===== Data section

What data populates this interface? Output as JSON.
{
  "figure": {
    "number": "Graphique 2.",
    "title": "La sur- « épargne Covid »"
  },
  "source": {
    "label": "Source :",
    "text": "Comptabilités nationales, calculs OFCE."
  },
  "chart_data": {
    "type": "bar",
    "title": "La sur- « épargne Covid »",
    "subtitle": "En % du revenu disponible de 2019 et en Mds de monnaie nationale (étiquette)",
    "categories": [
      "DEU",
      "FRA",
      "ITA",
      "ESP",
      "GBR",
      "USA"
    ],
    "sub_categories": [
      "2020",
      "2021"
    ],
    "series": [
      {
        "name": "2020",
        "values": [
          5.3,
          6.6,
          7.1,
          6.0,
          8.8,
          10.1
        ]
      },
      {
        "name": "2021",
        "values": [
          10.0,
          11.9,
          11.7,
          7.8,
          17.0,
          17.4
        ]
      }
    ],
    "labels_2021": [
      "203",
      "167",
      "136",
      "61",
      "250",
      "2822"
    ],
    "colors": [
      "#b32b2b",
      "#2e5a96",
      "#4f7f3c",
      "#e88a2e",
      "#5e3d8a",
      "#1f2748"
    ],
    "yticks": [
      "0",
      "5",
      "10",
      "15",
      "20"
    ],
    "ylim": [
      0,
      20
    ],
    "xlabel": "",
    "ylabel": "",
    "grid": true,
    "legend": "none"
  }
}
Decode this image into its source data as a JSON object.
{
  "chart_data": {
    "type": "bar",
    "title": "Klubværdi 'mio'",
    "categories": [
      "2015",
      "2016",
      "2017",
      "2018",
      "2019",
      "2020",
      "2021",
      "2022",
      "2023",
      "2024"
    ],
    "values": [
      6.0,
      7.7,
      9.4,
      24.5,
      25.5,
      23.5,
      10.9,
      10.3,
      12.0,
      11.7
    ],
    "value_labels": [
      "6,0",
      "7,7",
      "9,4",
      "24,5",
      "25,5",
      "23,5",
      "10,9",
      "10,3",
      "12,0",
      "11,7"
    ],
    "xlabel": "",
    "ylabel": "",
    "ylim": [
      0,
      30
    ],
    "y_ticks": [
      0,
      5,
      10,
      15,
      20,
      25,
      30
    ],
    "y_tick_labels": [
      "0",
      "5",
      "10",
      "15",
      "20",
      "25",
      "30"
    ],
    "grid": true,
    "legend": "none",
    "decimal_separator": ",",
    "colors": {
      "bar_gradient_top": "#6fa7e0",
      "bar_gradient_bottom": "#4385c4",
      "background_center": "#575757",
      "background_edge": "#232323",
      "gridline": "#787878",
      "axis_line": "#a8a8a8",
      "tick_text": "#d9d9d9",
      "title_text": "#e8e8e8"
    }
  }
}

==========

### Your goal
Where a line above contains the word "JSON", copy that line.

### Reply
What data populates this interface? Output as JSON.
Decode this image into its source data as a JSON object.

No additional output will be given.